From the entries below, please gather each line containing the string "this".

-- START Dataset content --

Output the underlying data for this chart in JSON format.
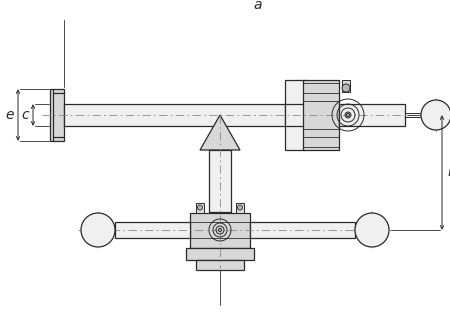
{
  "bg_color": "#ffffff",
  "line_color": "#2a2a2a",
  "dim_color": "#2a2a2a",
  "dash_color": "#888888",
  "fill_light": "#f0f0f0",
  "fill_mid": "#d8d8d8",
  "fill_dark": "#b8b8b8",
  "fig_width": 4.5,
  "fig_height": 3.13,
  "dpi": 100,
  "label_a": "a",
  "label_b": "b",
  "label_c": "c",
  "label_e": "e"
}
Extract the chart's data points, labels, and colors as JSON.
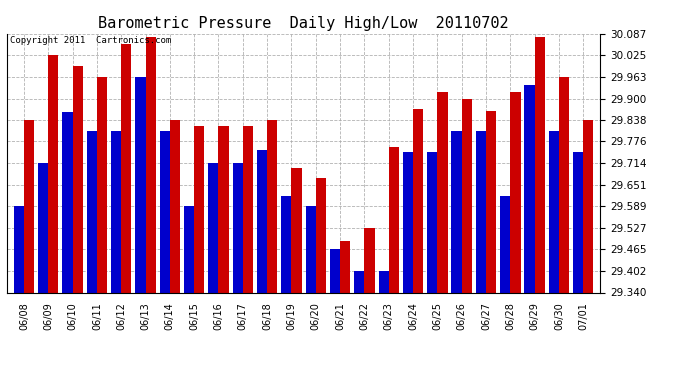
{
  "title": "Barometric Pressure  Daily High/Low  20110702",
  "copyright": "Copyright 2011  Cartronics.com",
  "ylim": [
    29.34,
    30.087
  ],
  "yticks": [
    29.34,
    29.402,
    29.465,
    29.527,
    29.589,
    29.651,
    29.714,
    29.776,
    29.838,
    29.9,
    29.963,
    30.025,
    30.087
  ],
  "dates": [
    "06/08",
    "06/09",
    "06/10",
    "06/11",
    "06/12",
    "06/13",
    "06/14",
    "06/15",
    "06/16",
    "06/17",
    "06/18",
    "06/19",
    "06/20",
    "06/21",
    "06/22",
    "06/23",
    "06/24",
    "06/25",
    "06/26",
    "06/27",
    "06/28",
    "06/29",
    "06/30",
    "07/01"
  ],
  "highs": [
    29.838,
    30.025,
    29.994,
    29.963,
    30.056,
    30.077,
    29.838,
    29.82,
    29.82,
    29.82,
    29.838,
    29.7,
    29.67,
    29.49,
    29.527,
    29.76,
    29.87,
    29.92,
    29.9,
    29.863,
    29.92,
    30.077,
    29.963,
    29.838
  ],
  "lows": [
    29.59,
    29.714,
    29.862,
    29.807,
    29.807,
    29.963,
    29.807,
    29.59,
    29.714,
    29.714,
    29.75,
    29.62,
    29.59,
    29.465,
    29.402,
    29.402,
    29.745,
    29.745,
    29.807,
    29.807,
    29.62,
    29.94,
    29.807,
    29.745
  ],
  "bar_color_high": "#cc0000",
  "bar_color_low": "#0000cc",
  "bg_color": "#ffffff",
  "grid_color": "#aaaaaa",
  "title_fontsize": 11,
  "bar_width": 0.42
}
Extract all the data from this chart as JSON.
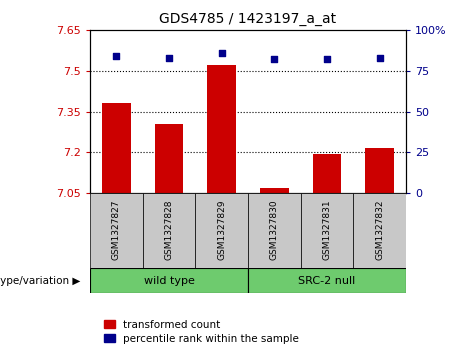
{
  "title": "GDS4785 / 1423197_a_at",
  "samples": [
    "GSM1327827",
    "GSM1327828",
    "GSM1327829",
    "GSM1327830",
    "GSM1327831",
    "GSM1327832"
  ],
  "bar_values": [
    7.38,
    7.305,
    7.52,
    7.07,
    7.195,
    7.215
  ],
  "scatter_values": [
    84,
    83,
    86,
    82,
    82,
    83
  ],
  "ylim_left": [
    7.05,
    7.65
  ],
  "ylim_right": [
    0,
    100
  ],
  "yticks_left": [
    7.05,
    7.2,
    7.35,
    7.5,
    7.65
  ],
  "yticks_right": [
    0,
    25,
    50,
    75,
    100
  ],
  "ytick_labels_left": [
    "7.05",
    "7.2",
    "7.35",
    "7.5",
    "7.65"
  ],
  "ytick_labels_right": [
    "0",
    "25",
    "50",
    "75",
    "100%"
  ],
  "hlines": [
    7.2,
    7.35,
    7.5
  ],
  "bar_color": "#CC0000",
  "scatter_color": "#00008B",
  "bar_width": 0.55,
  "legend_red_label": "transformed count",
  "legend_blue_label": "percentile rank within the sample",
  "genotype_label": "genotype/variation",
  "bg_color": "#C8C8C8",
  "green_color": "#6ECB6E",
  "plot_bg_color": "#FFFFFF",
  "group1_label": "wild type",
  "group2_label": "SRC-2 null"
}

-- END Dataset content --

• [Finished task]:
Output the underlying data for this chart in JSON format.
Extract all the data from this chart as JSON.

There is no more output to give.